(begin)
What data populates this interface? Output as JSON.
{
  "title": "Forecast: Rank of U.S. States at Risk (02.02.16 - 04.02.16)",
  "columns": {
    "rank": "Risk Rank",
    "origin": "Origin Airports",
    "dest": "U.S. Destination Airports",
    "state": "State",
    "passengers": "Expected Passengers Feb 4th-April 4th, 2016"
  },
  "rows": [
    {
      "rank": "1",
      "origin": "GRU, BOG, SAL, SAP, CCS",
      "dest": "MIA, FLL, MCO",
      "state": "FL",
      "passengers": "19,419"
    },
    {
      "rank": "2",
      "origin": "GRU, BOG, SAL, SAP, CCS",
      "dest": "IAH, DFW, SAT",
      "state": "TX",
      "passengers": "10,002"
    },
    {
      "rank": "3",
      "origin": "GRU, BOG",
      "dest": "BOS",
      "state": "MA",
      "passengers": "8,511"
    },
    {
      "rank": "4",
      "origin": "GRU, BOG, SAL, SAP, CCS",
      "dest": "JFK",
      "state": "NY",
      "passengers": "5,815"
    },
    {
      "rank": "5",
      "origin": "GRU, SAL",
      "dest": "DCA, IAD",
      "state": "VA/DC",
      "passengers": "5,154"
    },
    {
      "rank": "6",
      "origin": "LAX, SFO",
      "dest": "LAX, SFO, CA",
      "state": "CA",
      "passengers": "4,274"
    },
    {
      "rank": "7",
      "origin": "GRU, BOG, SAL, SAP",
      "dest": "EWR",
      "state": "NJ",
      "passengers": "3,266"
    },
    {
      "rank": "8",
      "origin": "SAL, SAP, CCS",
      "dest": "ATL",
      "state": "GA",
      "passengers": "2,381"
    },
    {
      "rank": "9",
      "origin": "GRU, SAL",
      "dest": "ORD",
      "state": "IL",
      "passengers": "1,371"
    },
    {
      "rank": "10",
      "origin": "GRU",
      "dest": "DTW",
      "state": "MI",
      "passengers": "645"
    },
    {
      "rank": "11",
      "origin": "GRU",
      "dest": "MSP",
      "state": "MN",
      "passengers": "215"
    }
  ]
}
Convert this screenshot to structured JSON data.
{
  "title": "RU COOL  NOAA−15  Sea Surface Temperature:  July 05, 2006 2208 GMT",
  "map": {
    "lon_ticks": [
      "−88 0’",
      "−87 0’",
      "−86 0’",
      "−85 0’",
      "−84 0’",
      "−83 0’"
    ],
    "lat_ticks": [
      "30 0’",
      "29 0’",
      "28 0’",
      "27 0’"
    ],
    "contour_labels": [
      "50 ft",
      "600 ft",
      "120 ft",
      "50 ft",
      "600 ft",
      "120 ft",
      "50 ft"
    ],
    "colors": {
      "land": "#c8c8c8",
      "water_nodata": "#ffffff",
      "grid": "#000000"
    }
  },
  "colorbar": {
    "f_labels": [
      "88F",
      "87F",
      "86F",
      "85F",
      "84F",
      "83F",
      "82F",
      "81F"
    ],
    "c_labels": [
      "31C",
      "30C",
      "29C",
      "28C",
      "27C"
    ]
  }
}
(end)
**THE REQUEST:**
Which lines contain the word "Risk"? Copy each one.

**PROBLEM SOLUTION:**
  "title": "Forecast: Rank of U.S. States at Risk (02.02.16 - 04.02.16)",
    "rank": "Risk Rank",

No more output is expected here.